# [What you should do]
Reproduce the listing below word for word, with no pictures.

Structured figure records
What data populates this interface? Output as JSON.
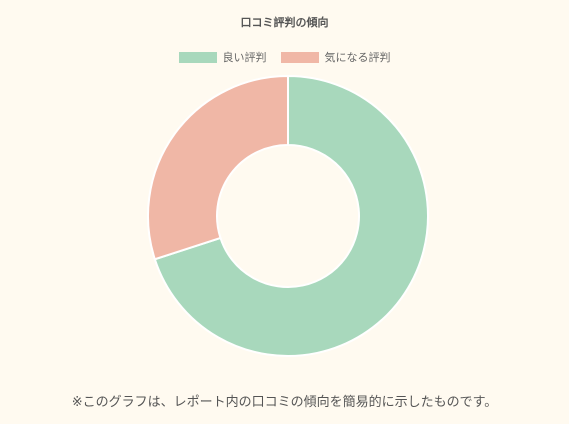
{
  "chart_data": {
    "type": "pie",
    "variant": "donut",
    "title": "口コミ評判の傾向",
    "categories": [
      "良い評判",
      "気になる評判"
    ],
    "values": [
      70,
      30
    ],
    "colors": [
      "#a8d8bc",
      "#f0b7a6"
    ],
    "legend_position": "top"
  },
  "footnote": "※このグラフは、レポート内の口コミの傾向を簡易的に示したものです。"
}
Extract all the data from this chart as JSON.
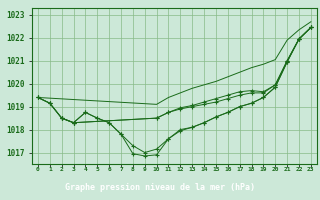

# [Written response]
What data populates this interface? Output as JSON.
{
  "chart_data": {
    "type": "pie",
    "variant": "donut",
    "title": "口コミ評判の傾向",
    "categories": [
      "良い評判",
      "気になる評判"
    ],
    "values": [
      70,
      30
    ],
    "colors": [
      "#a8d8bc",
      "#f0b7a6"
    ],
    "legend_position": "top"
  },
  "footnote": "※このグラフは、レポート内の口コミの傾向を簡易的に示したものです。"
}
Extract all the data from this chart as JSON.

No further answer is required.